**WHAT IS ASKED:** Where the data below has the string "Желябова", return the whole line.

**DATA SHOWN:**
>>
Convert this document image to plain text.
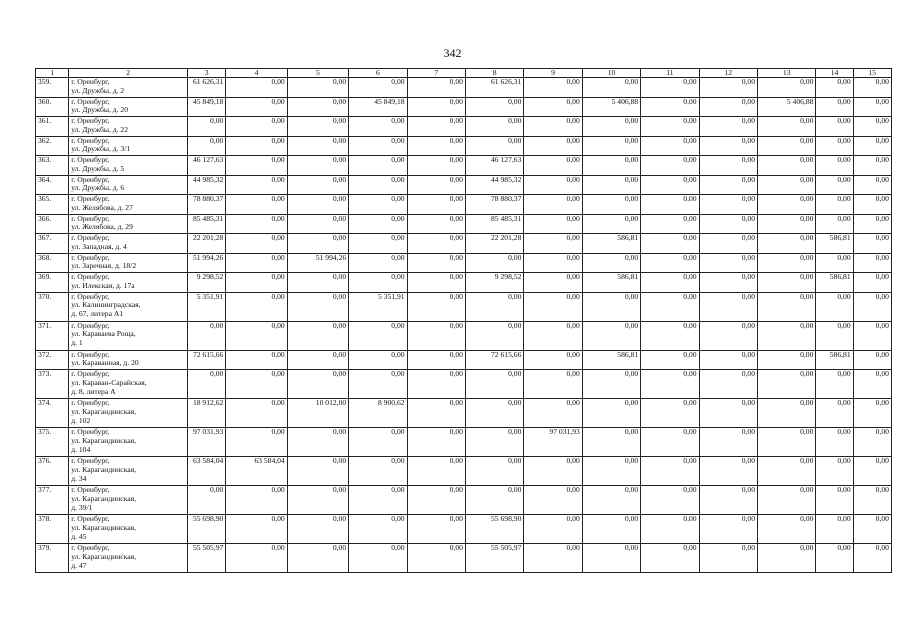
342
1	2	3	4	5	6	7	8	9	10	11	12	13	14	15
359.	г. Оренбург,
ул. Дружбы, д. 2	61 626,31	0,00	0,00	0,00	0,00	61 626,31	0,00	0,00	0,00	0,00	0,00	0,00	0,00
360.	г. Оренбург,
ул. Дружбы, д. 20	45 849,18	0,00	0,00	45 849,18	0,00	0,00	0,00	5 406,88	0,00	0,00	5 406,88	0,00	0,00
361.	г. Оренбург,
ул. Дружбы, д. 22	0,00	0,00	0,00	0,00	0,00	0,00	0,00	0,00	0,00	0,00	0,00	0,00	0,00
362.	г. Оренбург,
ул. Дружбы, д. 3/1	0,00	0,00	0,00	0,00	0,00	0,00	0,00	0,00	0,00	0,00	0,00	0,00	0,00
363.	г. Оренбург,
ул. Дружбы, д. 5	46 127,63	0,00	0,00	0,00	0,00	46 127,63	0,00	0,00	0,00	0,00	0,00	0,00	0,00
364.	г. Оренбург,
ул. Дружбы, д. 6	44 985,32	0,00	0,00	0,00	0,00	44 985,32	0,00	0,00	0,00	0,00	0,00	0,00	0,00
365.	г. Оренбург,
ул. Желябова, д. 27	78 880,37	0,00	0,00	0,00	0,00	78 880,37	0,00	0,00	0,00	0,00	0,00	0,00	0,00
366.	г. Оренбург,
ул. Желябова, д. 29	85 485,31	0,00	0,00	0,00	0,00	85 485,31	0,00	0,00	0,00	0,00	0,00	0,00	0,00
367.	г. Оренбург,
ул. Западная, д. 4	22 201,28	0,00	0,00	0,00	0,00	22 201,28	0,00	586,81	0,00	0,00	0,00	586,81	0,00
368.	г. Оренбург,
ул. Заречная, д. 18/2	51 994,26	0,00	51 994,26	0,00	0,00	0,00	0,00	0,00	0,00	0,00	0,00	0,00	0,00
369.	г. Оренбург,
ул. Илекская, д. 17а	9 298,52	0,00	0,00	0,00	0,00	9 298,52	0,00	586,81	0,00	0,00	0,00	586,81	0,00
370.	г. Оренбург,
ул. Калининградская,
д. 67, литера А1	5 351,91	0,00	0,00	5 351,91	0,00	0,00	0,00	0,00	0,00	0,00	0,00	0,00	0,00
371.	г. Оренбург,
ул. Караваева Роща,
д. 1	0,00	0,00	0,00	0,00	0,00	0,00	0,00	0,00	0,00	0,00	0,00	0,00	0,00
372.	г. Оренбург,
ул. Караванная, д. 20	72 615,66	0,00	0,00	0,00	0,00	72 615,66	0,00	586,81	0,00	0,00	0,00	586,81	0,00
373.	г. Оренбург,
ул. Караван-Сарайская,
д. 8, литера А	0,00	0,00	0,00	0,00	0,00	0,00	0,00	0,00	0,00	0,00	0,00	0,00	0,00
374.	г. Оренбург,
ул. Карагандинская,
д. 102	18 912,62	0,00	10 012,00	8 900,62	0,00	0,00	0,00	0,00	0,00	0,00	0,00	0,00	0,00
375.	г. Оренбург,
ул. Карагандинская,
д. 104	97 031,93	0,00	0,00	0,00	0,00	0,00	97 031,93	0,00	0,00	0,00	0,00	0,00	0,00
376.	г. Оренбург,
ул. Карагандинская,
д. 34	63 584,04	63 584,04	0,00	0,00	0,00	0,00	0,00	0,00	0,00	0,00	0,00	0,00	0,00
377.	г. Оренбург,
ул. Карагандинская,
д. 39/1	0,00	0,00	0,00	0,00	0,00	0,00	0,00	0,00	0,00	0,00	0,00	0,00	0,00
378.	г. Оренбург,
ул. Карагандинская,
д. 45	55 698,90	0,00	0,00	0,00	0,00	55 698,90	0,00	0,00	0,00	0,00	0,00	0,00	0,00
379.	г. Оренбург,
ул. Карагандинская,
д. 47	55 505,97	0,00	0,00	0,00	0,00	55 505,97	0,00	0,00	0,00	0,00	0,00	0,00	0,00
<<
**TASK OUTPUT:**
ул. Желябова, д. 27	78 880,37	0,00	0,00	0,00	0,00	78 880,37	0,00	0,00	0,00	0,00	0,00	0,00	0,00
ул. Желябова, д. 29	85 485,31	0,00	0,00	0,00	0,00	85 485,31	0,00	0,00	0,00	0,00	0,00	0,00	0,00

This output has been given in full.